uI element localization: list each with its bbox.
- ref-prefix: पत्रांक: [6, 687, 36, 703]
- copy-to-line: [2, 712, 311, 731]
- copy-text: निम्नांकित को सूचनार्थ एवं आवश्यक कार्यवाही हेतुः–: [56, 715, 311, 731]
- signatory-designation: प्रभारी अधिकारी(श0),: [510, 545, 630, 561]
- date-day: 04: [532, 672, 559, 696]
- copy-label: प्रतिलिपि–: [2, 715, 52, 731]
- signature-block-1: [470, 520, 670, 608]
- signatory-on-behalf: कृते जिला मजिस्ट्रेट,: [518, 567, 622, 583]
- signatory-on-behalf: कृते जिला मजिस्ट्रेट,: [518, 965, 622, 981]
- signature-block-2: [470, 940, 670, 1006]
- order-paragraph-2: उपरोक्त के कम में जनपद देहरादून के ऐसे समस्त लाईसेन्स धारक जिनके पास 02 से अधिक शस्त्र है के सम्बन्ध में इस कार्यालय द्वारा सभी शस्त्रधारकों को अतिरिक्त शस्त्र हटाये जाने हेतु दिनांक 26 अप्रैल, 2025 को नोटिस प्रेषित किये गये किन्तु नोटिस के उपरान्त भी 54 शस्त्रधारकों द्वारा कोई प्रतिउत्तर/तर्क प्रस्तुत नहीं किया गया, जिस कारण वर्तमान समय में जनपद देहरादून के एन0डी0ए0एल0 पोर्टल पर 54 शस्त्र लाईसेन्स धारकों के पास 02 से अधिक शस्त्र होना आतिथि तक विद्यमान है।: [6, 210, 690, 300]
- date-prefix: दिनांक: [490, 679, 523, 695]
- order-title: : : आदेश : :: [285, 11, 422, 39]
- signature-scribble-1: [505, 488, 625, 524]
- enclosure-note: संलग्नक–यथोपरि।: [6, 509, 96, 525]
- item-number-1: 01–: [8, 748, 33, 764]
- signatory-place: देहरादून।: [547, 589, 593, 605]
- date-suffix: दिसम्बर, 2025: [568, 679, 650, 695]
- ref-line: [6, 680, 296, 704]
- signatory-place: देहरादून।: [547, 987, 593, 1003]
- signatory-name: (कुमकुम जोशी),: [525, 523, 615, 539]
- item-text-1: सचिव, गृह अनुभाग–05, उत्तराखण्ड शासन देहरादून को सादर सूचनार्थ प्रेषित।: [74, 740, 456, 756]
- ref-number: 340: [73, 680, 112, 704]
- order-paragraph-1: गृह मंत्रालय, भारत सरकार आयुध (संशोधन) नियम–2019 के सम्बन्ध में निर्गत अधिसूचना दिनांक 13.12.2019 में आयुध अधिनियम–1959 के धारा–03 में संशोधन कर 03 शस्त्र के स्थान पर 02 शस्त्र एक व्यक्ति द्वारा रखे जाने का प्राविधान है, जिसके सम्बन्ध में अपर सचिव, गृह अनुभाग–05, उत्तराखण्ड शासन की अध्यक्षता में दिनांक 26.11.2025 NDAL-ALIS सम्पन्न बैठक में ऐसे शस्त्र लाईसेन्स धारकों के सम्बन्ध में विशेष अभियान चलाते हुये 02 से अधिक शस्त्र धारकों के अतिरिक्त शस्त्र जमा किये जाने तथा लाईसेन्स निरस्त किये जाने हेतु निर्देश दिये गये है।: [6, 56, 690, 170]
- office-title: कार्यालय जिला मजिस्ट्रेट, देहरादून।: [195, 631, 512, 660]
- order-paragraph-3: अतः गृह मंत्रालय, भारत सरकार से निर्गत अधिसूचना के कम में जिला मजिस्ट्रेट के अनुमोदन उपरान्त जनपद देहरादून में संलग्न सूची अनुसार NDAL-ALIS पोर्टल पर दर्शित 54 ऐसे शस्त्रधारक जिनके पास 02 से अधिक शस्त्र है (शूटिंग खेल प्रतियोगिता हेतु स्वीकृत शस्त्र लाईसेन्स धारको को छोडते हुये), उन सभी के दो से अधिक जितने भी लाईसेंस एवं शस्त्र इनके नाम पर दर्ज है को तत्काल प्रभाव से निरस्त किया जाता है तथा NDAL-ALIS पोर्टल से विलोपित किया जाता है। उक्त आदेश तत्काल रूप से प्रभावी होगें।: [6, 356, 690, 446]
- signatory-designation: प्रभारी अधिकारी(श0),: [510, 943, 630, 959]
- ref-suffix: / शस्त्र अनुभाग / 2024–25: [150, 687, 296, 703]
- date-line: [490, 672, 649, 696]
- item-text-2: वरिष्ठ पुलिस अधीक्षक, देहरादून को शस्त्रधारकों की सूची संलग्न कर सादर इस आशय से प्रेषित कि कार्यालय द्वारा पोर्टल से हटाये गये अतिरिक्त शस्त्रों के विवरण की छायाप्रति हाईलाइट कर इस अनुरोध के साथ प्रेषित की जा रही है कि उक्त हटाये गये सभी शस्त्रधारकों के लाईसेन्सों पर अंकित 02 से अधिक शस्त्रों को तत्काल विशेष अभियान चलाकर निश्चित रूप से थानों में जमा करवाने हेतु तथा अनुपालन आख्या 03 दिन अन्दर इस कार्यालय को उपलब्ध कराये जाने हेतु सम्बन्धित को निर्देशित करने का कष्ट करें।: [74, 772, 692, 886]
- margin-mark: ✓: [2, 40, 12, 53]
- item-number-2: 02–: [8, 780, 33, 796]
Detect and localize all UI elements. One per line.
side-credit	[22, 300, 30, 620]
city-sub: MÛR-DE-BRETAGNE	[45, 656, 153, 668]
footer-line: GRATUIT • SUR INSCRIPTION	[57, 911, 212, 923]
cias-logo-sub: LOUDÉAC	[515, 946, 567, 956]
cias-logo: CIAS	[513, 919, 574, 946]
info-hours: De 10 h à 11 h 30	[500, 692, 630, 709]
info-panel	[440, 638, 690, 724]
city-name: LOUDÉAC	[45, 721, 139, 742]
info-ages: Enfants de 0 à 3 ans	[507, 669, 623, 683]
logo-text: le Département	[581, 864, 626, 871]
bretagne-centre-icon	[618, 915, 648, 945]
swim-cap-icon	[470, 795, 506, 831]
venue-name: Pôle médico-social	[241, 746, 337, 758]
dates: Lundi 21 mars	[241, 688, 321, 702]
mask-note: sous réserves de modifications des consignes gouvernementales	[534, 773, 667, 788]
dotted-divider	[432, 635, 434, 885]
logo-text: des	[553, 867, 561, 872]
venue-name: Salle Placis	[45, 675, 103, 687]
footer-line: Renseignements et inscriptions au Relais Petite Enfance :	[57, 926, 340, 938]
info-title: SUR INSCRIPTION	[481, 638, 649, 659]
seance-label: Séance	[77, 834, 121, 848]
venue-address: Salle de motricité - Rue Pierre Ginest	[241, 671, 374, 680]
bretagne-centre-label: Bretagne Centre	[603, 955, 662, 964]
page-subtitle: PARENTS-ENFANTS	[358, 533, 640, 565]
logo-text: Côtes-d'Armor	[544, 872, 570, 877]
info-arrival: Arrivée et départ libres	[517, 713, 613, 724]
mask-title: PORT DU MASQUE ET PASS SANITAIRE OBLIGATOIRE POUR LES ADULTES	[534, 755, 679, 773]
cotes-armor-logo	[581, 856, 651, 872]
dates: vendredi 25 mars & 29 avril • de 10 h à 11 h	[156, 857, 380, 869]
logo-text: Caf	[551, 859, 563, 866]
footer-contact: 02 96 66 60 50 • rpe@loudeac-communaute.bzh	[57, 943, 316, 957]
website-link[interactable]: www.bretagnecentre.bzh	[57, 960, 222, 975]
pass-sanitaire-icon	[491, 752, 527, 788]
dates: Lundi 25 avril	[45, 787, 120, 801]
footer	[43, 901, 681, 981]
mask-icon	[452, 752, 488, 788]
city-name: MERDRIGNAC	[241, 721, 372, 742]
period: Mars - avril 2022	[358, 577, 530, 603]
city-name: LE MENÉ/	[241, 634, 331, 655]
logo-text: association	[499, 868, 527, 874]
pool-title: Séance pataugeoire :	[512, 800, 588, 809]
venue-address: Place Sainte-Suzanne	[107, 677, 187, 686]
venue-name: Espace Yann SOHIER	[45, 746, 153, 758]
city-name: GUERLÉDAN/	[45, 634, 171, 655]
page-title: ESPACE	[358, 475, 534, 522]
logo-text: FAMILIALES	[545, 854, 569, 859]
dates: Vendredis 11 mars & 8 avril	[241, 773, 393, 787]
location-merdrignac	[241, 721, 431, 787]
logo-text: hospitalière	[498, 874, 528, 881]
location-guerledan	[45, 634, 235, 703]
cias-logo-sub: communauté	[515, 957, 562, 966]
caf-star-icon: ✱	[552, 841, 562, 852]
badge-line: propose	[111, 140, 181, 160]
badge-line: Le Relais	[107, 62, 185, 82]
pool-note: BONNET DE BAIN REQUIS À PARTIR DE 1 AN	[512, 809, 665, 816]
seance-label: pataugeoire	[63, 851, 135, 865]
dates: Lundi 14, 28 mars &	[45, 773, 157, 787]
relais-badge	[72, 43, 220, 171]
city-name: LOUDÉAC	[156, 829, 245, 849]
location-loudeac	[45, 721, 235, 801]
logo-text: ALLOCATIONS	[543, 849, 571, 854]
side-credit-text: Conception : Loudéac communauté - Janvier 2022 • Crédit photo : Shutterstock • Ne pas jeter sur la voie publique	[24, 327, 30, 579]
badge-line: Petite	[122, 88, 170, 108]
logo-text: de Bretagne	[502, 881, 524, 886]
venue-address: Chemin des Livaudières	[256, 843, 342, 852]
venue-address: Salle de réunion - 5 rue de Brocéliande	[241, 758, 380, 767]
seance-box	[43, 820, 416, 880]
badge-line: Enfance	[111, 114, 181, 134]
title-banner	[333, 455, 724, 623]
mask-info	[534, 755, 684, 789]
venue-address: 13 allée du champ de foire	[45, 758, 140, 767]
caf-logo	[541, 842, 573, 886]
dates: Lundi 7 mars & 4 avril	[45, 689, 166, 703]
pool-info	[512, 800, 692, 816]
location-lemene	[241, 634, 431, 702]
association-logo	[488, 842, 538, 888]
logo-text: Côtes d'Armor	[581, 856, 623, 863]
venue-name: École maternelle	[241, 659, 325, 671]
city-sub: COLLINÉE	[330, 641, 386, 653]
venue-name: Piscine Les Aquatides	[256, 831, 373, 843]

** Instructions for the task **
Gather every line of the listing above that contains the string "dates".

** The output **
dates: Lundi 21 mars	[241, 688, 321, 702]
dates: vendredi 25 mars & 29 avril • de 10 h à 11 h	[156, 857, 380, 869]
dates: Lundi 25 avril	[45, 787, 120, 801]
dates: Vendredis 11 mars & 8 avril	[241, 773, 393, 787]
dates: Lundi 14, 28 mars &	[45, 773, 157, 787]
dates: Lundi 7 mars & 4 avril	[45, 689, 166, 703]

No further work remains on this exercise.